___ SUPPLIED ENTRIES

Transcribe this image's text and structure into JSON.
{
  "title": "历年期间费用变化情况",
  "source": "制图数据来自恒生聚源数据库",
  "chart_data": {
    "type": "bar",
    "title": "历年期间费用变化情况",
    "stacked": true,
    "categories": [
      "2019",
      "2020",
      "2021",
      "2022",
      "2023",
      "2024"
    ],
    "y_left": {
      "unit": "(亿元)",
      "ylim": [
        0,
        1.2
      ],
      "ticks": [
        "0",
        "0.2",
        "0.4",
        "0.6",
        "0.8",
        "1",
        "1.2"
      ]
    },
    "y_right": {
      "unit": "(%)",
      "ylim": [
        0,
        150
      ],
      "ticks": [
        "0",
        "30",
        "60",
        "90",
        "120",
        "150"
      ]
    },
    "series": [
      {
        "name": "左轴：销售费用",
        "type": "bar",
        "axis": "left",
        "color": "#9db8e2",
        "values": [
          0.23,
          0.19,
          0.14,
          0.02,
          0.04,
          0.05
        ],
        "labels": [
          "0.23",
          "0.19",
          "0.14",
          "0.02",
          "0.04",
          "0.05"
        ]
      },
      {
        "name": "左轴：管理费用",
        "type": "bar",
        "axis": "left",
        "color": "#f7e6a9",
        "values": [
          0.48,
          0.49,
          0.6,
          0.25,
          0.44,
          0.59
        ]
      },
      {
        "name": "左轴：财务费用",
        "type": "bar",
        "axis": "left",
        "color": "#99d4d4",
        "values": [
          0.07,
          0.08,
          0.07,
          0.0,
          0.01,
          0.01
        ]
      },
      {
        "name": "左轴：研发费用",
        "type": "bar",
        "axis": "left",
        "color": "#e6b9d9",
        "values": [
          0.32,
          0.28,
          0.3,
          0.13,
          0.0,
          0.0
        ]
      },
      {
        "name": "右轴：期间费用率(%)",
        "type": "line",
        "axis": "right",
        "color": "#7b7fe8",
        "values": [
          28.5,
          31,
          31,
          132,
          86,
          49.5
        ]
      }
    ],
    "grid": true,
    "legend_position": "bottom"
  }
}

______

PROBLEM TO WORK ON:
Copy every line that contains the string "历年期间费用变化情况".

RESULT OF THIS EXERCISE:
  "title": "历年期间费用变化情况",
    "title": "历年期间费用变化情况",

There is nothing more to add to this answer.